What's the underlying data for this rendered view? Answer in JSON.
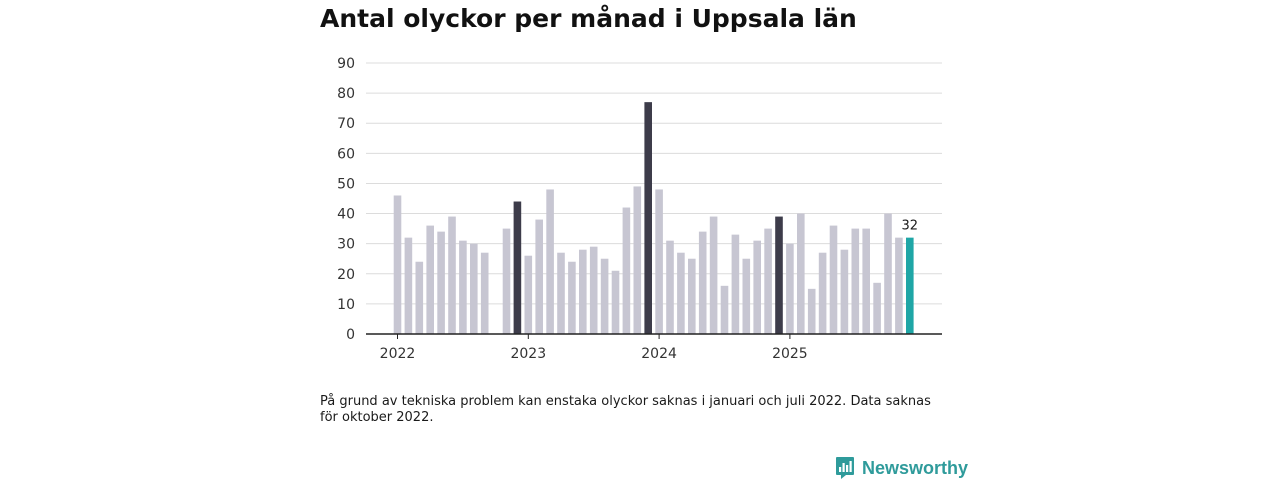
{
  "title": "Antal olyckor per månad i Uppsala län",
  "note": "På grund av tekniska problem kan enstaka olyckor saknas i januari och juli 2022. Data saknas för oktober 2022.",
  "brand": {
    "name": "Newsworthy",
    "icon": "newsworthy-logo-icon"
  },
  "colors": {
    "bar": "#c7c6d2",
    "highlight": "#3d3c4a",
    "latest": "#1fa6a6",
    "grid": "#dcdcdc",
    "axis": "#222222"
  },
  "chart_data": {
    "type": "bar",
    "title": "Antal olyckor per månad i Uppsala län",
    "xlabel": "",
    "ylabel": "",
    "ylim": [
      0,
      90
    ],
    "yticks": [
      0,
      10,
      20,
      30,
      40,
      50,
      60,
      70,
      80,
      90
    ],
    "grid": true,
    "year_labels": [
      {
        "label": "2022",
        "month_index": 0
      },
      {
        "label": "2023",
        "month_index": 12
      },
      {
        "label": "2024",
        "month_index": 24
      },
      {
        "label": "2025",
        "month_index": 36
      }
    ],
    "months": [
      "2022-01",
      "2022-02",
      "2022-03",
      "2022-04",
      "2022-05",
      "2022-06",
      "2022-07",
      "2022-08",
      "2022-09",
      "2022-10",
      "2022-11",
      "2022-12",
      "2023-01",
      "2023-02",
      "2023-03",
      "2023-04",
      "2023-05",
      "2023-06",
      "2023-07",
      "2023-08",
      "2023-09",
      "2023-10",
      "2023-11",
      "2023-12",
      "2024-01",
      "2024-02",
      "2024-03",
      "2024-04",
      "2024-05",
      "2024-06",
      "2024-07",
      "2024-08",
      "2024-09",
      "2024-10",
      "2024-11",
      "2024-12",
      "2025-01",
      "2025-02",
      "2025-03",
      "2025-04",
      "2025-05",
      "2025-06",
      "2025-07",
      "2025-08",
      "2025-09",
      "2025-10",
      "2025-11",
      "2025-12"
    ],
    "values": [
      46,
      32,
      24,
      36,
      34,
      39,
      31,
      30,
      27,
      null,
      35,
      44,
      26,
      38,
      48,
      27,
      24,
      28,
      29,
      25,
      21,
      42,
      49,
      77,
      48,
      31,
      27,
      25,
      34,
      39,
      16,
      33,
      25,
      31,
      35,
      39,
      30,
      40,
      15,
      27,
      36,
      28,
      35,
      35,
      17,
      40,
      32,
      32
    ],
    "highlight_indices": [
      11,
      23,
      35
    ],
    "latest_index": 47,
    "data_labels": [
      {
        "index": 47,
        "text": "32"
      }
    ]
  }
}
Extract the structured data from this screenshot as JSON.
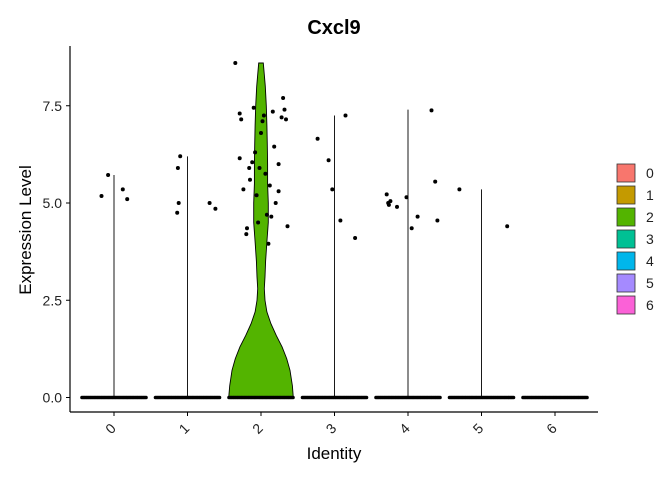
{
  "chart_data": {
    "type": "violin",
    "title": "Cxcl9",
    "xlabel": "Identity",
    "ylabel": "Expression Level",
    "categories": [
      "0",
      "1",
      "2",
      "3",
      "4",
      "5",
      "6"
    ],
    "colors": [
      "#F8766D",
      "#C49A00",
      "#53B400",
      "#00C094",
      "#00B6EB",
      "#A58AFF",
      "#FB61D7"
    ],
    "ylim": [
      0,
      8.7
    ],
    "yticks": [
      0.0,
      2.5,
      5.0,
      7.5
    ],
    "ytick_labels": [
      "0.0",
      "2.5",
      "5.0",
      "7.5"
    ],
    "legend_position": "right",
    "max_values": [
      5.72,
      6.2,
      8.6,
      7.25,
      7.4,
      5.35,
      0.0
    ],
    "violin_profile_cluster_2": [
      [
        0.0,
        0.98
      ],
      [
        0.3,
        0.95
      ],
      [
        0.7,
        0.88
      ],
      [
        1.0,
        0.78
      ],
      [
        1.3,
        0.64
      ],
      [
        1.6,
        0.46
      ],
      [
        1.9,
        0.3
      ],
      [
        2.2,
        0.18
      ],
      [
        2.5,
        0.12
      ],
      [
        2.8,
        0.1
      ],
      [
        3.1,
        0.12
      ],
      [
        3.5,
        0.14
      ],
      [
        4.0,
        0.18
      ],
      [
        4.5,
        0.22
      ],
      [
        5.0,
        0.22
      ],
      [
        5.5,
        0.2
      ],
      [
        6.0,
        0.2
      ],
      [
        6.5,
        0.19
      ],
      [
        7.0,
        0.18
      ],
      [
        7.5,
        0.16
      ],
      [
        8.0,
        0.13
      ],
      [
        8.3,
        0.1
      ],
      [
        8.6,
        0.07
      ]
    ],
    "points": [
      {
        "cluster": 0,
        "dx": -0.17,
        "y": 5.18
      },
      {
        "cluster": 0,
        "dx": -0.08,
        "y": 5.72
      },
      {
        "cluster": 0,
        "dx": 0.12,
        "y": 5.35
      },
      {
        "cluster": 0,
        "dx": 0.18,
        "y": 5.1
      },
      {
        "cluster": 1,
        "dx": -0.14,
        "y": 4.75
      },
      {
        "cluster": 1,
        "dx": -0.12,
        "y": 5.0
      },
      {
        "cluster": 1,
        "dx": -0.13,
        "y": 5.9
      },
      {
        "cluster": 1,
        "dx": -0.1,
        "y": 6.2
      },
      {
        "cluster": 1,
        "dx": 0.3,
        "y": 5.0
      },
      {
        "cluster": 1,
        "dx": 0.38,
        "y": 4.85
      },
      {
        "cluster": 2,
        "dx": -0.35,
        "y": 8.6
      },
      {
        "cluster": 2,
        "dx": -0.29,
        "y": 7.3
      },
      {
        "cluster": 2,
        "dx": -0.27,
        "y": 7.15
      },
      {
        "cluster": 2,
        "dx": -0.29,
        "y": 6.15
      },
      {
        "cluster": 2,
        "dx": -0.24,
        "y": 5.35
      },
      {
        "cluster": 2,
        "dx": -0.2,
        "y": 4.2
      },
      {
        "cluster": 2,
        "dx": -0.19,
        "y": 4.35
      },
      {
        "cluster": 2,
        "dx": -0.16,
        "y": 5.9
      },
      {
        "cluster": 2,
        "dx": -0.15,
        "y": 5.6
      },
      {
        "cluster": 2,
        "dx": -0.12,
        "y": 6.05
      },
      {
        "cluster": 2,
        "dx": -0.1,
        "y": 7.45
      },
      {
        "cluster": 2,
        "dx": -0.08,
        "y": 6.3
      },
      {
        "cluster": 2,
        "dx": -0.06,
        "y": 5.2
      },
      {
        "cluster": 2,
        "dx": -0.04,
        "y": 4.5
      },
      {
        "cluster": 2,
        "dx": -0.02,
        "y": 5.9
      },
      {
        "cluster": 2,
        "dx": 0.0,
        "y": 6.8
      },
      {
        "cluster": 2,
        "dx": 0.02,
        "y": 7.1
      },
      {
        "cluster": 2,
        "dx": 0.04,
        "y": 7.25
      },
      {
        "cluster": 2,
        "dx": 0.06,
        "y": 5.75
      },
      {
        "cluster": 2,
        "dx": 0.08,
        "y": 4.7
      },
      {
        "cluster": 2,
        "dx": 0.1,
        "y": 3.95
      },
      {
        "cluster": 2,
        "dx": 0.12,
        "y": 5.45
      },
      {
        "cluster": 2,
        "dx": 0.14,
        "y": 4.65
      },
      {
        "cluster": 2,
        "dx": 0.16,
        "y": 7.35
      },
      {
        "cluster": 2,
        "dx": 0.18,
        "y": 6.45
      },
      {
        "cluster": 2,
        "dx": 0.2,
        "y": 5.0
      },
      {
        "cluster": 2,
        "dx": 0.24,
        "y": 5.3
      },
      {
        "cluster": 2,
        "dx": 0.28,
        "y": 7.2
      },
      {
        "cluster": 2,
        "dx": 0.3,
        "y": 7.7
      },
      {
        "cluster": 2,
        "dx": 0.32,
        "y": 7.4
      },
      {
        "cluster": 2,
        "dx": 0.34,
        "y": 7.15
      },
      {
        "cluster": 2,
        "dx": 0.36,
        "y": 4.4
      },
      {
        "cluster": 2,
        "dx": 0.24,
        "y": 6.0
      },
      {
        "cluster": 3,
        "dx": -0.23,
        "y": 6.65
      },
      {
        "cluster": 3,
        "dx": -0.08,
        "y": 6.1
      },
      {
        "cluster": 3,
        "dx": -0.03,
        "y": 5.35
      },
      {
        "cluster": 3,
        "dx": 0.08,
        "y": 4.55
      },
      {
        "cluster": 3,
        "dx": 0.15,
        "y": 7.25
      },
      {
        "cluster": 3,
        "dx": 0.28,
        "y": 4.1
      },
      {
        "cluster": 4,
        "dx": -0.29,
        "y": 5.22
      },
      {
        "cluster": 4,
        "dx": -0.27,
        "y": 5.0
      },
      {
        "cluster": 4,
        "dx": -0.26,
        "y": 4.95
      },
      {
        "cluster": 4,
        "dx": -0.24,
        "y": 5.05
      },
      {
        "cluster": 4,
        "dx": -0.15,
        "y": 4.9
      },
      {
        "cluster": 4,
        "dx": -0.02,
        "y": 5.15
      },
      {
        "cluster": 4,
        "dx": 0.05,
        "y": 4.35
      },
      {
        "cluster": 4,
        "dx": 0.13,
        "y": 4.65
      },
      {
        "cluster": 4,
        "dx": 0.32,
        "y": 7.38
      },
      {
        "cluster": 4,
        "dx": 0.37,
        "y": 5.55
      },
      {
        "cluster": 4,
        "dx": 0.4,
        "y": 4.55
      },
      {
        "cluster": 5,
        "dx": -0.3,
        "y": 5.35
      },
      {
        "cluster": 5,
        "dx": 0.35,
        "y": 4.4
      }
    ]
  }
}
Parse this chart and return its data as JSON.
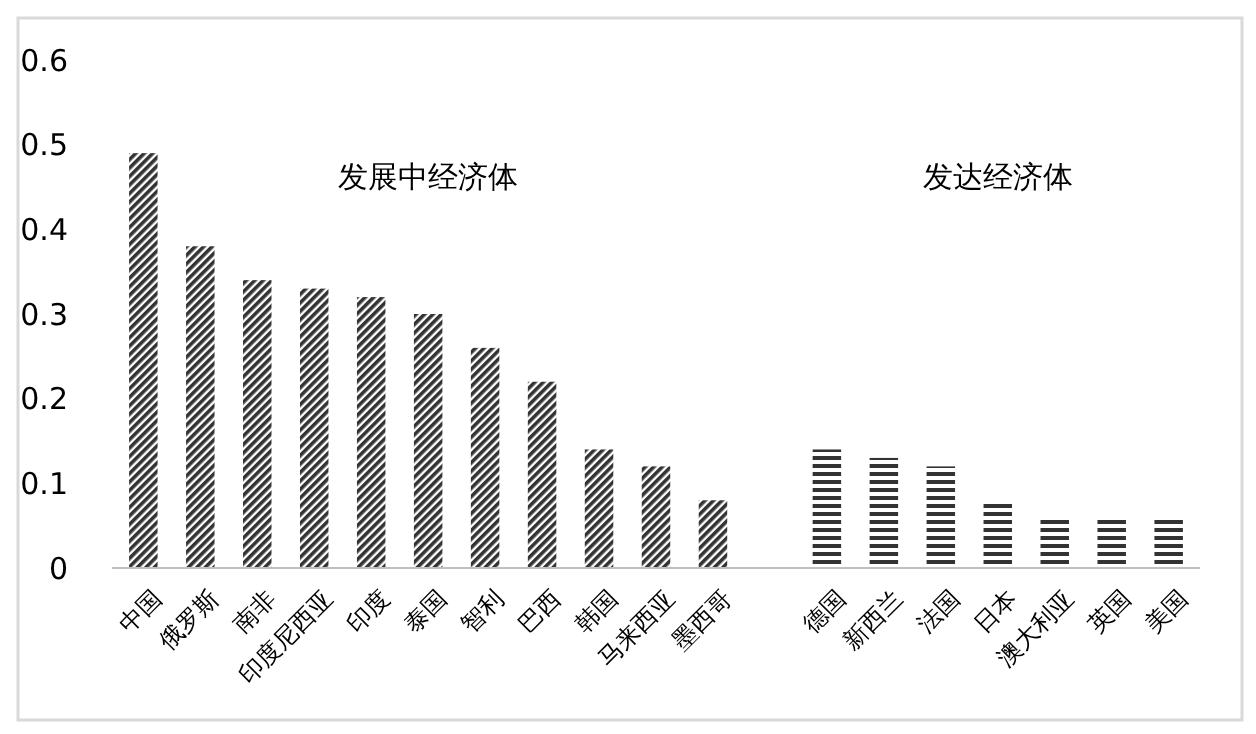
{
  "chart_data": {
    "type": "bar",
    "categories": [
      "中国",
      "俄罗斯",
      "南非",
      "印度尼西亚",
      "印度",
      "泰国",
      "智利",
      "巴西",
      "韩国",
      "马来西亚",
      "墨西哥",
      null,
      "德国",
      "新西兰",
      "法国",
      "日本",
      "澳大利亚",
      "英国",
      "美国"
    ],
    "series": [
      {
        "color": "#333333",
        "values": [
          0.49,
          0.38,
          0.34,
          0.33,
          0.32,
          0.3,
          0.26,
          0.22,
          0.14,
          0.12,
          0.08,
          null,
          null,
          null,
          null,
          null,
          null,
          null,
          null
        ]
      },
      {
        "color": "#333333",
        "values": [
          null,
          null,
          null,
          null,
          null,
          null,
          null,
          null,
          null,
          null,
          null,
          null,
          0.14,
          0.13,
          0.12,
          0.08,
          0.06,
          0.06,
          0.06
        ]
      }
    ],
    "ylim": [
      0,
      0.6
    ],
    "yticks": [
      0,
      0.1,
      0.2,
      0.3,
      0.4,
      0.5,
      0.6
    ],
    "grid": false,
    "annotations": [
      "发展中经济体",
      "发达经济体"
    ]
  }
}
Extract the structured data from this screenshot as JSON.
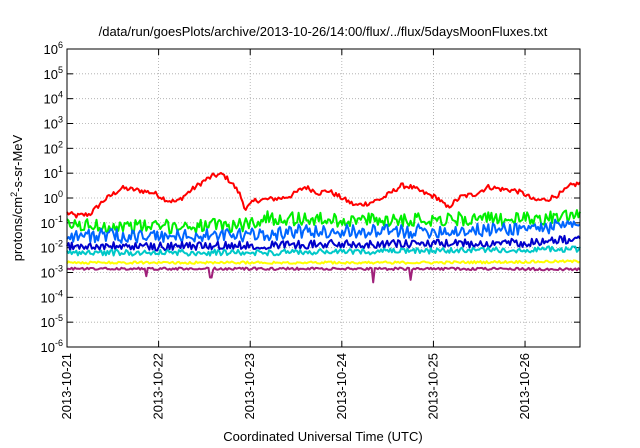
{
  "chart_data": {
    "type": "line",
    "title": "/data/run/goesPlots/archive/2013-10-26/14:00/flux/../flux/5daysMoonFluxes.txt",
    "xlabel": "Coordinated Universal Time (UTC)",
    "ylabel": {
      "base": "protons/cm",
      "sup": "2",
      "rest": "-s-sr-MeV"
    },
    "yscale": "log",
    "ylim_exp": [
      -6,
      6
    ],
    "y_ticks": [
      {
        "base": "10",
        "exp": "-6"
      },
      {
        "base": "10",
        "exp": "-5"
      },
      {
        "base": "10",
        "exp": "-4"
      },
      {
        "base": "10",
        "exp": "-3"
      },
      {
        "base": "10",
        "exp": "-2"
      },
      {
        "base": "10",
        "exp": "-1"
      },
      {
        "base": "10",
        "exp": "0"
      },
      {
        "base": "10",
        "exp": "1"
      },
      {
        "base": "10",
        "exp": "2"
      },
      {
        "base": "10",
        "exp": "3"
      },
      {
        "base": "10",
        "exp": "4"
      },
      {
        "base": "10",
        "exp": "5"
      },
      {
        "base": "10",
        "exp": "6"
      }
    ],
    "x_ticks": [
      "2013-10-21",
      "2013-10-22",
      "2013-10-23",
      "2013-10-24",
      "2013-10-25",
      "2013-10-26"
    ],
    "xlim_days": [
      0,
      5.6
    ],
    "grid": true,
    "series": [
      {
        "color": "#ff0000",
        "log10_knots": [
          [
            0,
            -0.6
          ],
          [
            0.1,
            -0.72
          ],
          [
            0.25,
            -0.65
          ],
          [
            0.4,
            -0.1
          ],
          [
            0.6,
            0.4
          ],
          [
            0.8,
            0.3
          ],
          [
            0.95,
            0.2
          ],
          [
            1.1,
            -0.1
          ],
          [
            1.2,
            -0.15
          ],
          [
            1.35,
            0.3
          ],
          [
            1.5,
            0.7
          ],
          [
            1.6,
            0.9
          ],
          [
            1.7,
            0.95
          ],
          [
            1.8,
            0.6
          ],
          [
            1.88,
            0.2
          ],
          [
            1.95,
            -0.45
          ],
          [
            2.05,
            -0.1
          ],
          [
            2.2,
            -0.05
          ],
          [
            2.35,
            0.0
          ],
          [
            2.45,
            0.1
          ],
          [
            2.6,
            0.45
          ],
          [
            2.75,
            0.2
          ],
          [
            2.85,
            0.3
          ],
          [
            3.0,
            0.0
          ],
          [
            3.15,
            -0.3
          ],
          [
            3.3,
            -0.2
          ],
          [
            3.45,
            0.0
          ],
          [
            3.55,
            0.25
          ],
          [
            3.65,
            0.5
          ],
          [
            3.75,
            0.45
          ],
          [
            3.9,
            0.2
          ],
          [
            4.05,
            0.0
          ],
          [
            4.15,
            -0.4
          ],
          [
            4.3,
            0.05
          ],
          [
            4.45,
            0.15
          ],
          [
            4.6,
            0.45
          ],
          [
            4.75,
            0.35
          ],
          [
            4.9,
            0.3
          ],
          [
            5.0,
            0.15
          ],
          [
            5.1,
            -0.1
          ],
          [
            5.25,
            -0.05
          ],
          [
            5.4,
            0.2
          ],
          [
            5.5,
            0.5
          ],
          [
            5.6,
            0.6
          ]
        ],
        "noise": 0.1,
        "spikes": []
      },
      {
        "color": "#00ee00",
        "log10_knots": [
          [
            0,
            -1.1
          ],
          [
            1.0,
            -1.15
          ],
          [
            1.9,
            -1.1
          ],
          [
            2.2,
            -0.8
          ],
          [
            3.0,
            -0.9
          ],
          [
            4.0,
            -0.85
          ],
          [
            5.0,
            -0.85
          ],
          [
            5.6,
            -0.75
          ]
        ],
        "noise": 0.28,
        "spikes": []
      },
      {
        "color": "#0066ff",
        "log10_knots": [
          [
            0,
            -1.5
          ],
          [
            1.0,
            -1.55
          ],
          [
            2.0,
            -1.5
          ],
          [
            2.5,
            -1.35
          ],
          [
            3.5,
            -1.35
          ],
          [
            4.5,
            -1.3
          ],
          [
            5.6,
            -1.1
          ]
        ],
        "noise": 0.28,
        "spikes": []
      },
      {
        "color": "#0000cc",
        "log10_knots": [
          [
            0,
            -1.95
          ],
          [
            1.0,
            -1.95
          ],
          [
            2.0,
            -1.9
          ],
          [
            3.0,
            -1.85
          ],
          [
            4.0,
            -1.85
          ],
          [
            5.0,
            -1.8
          ],
          [
            5.6,
            -1.65
          ]
        ],
        "noise": 0.17,
        "spikes": []
      },
      {
        "color": "#00c8c8",
        "log10_knots": [
          [
            0,
            -2.2
          ],
          [
            2.0,
            -2.2
          ],
          [
            3.5,
            -2.15
          ],
          [
            5.6,
            -2.05
          ]
        ],
        "noise": 0.12,
        "spikes": []
      },
      {
        "color": "#ffff00",
        "log10_knots": [
          [
            0,
            -2.6
          ],
          [
            2.0,
            -2.6
          ],
          [
            4.0,
            -2.6
          ],
          [
            5.6,
            -2.55
          ]
        ],
        "noise": 0.05,
        "spikes": []
      },
      {
        "color": "#a0207a",
        "log10_knots": [
          [
            0,
            -2.85
          ],
          [
            2.0,
            -2.85
          ],
          [
            4.0,
            -2.85
          ],
          [
            5.6,
            -2.87
          ]
        ],
        "noise": 0.05,
        "spikes": [
          [
            0.86,
            -3.15
          ],
          [
            1.57,
            -3.2
          ],
          [
            3.34,
            -3.4
          ],
          [
            3.75,
            -3.3
          ]
        ]
      }
    ]
  }
}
----
• TASK BRIEF:
Check every line of the data above for the string "grid", and copy those that have it.

• TASK ANSWER:
    "grid": "#dcdcdc",
    "grid": true,
    "grid": false,
    "grid": true,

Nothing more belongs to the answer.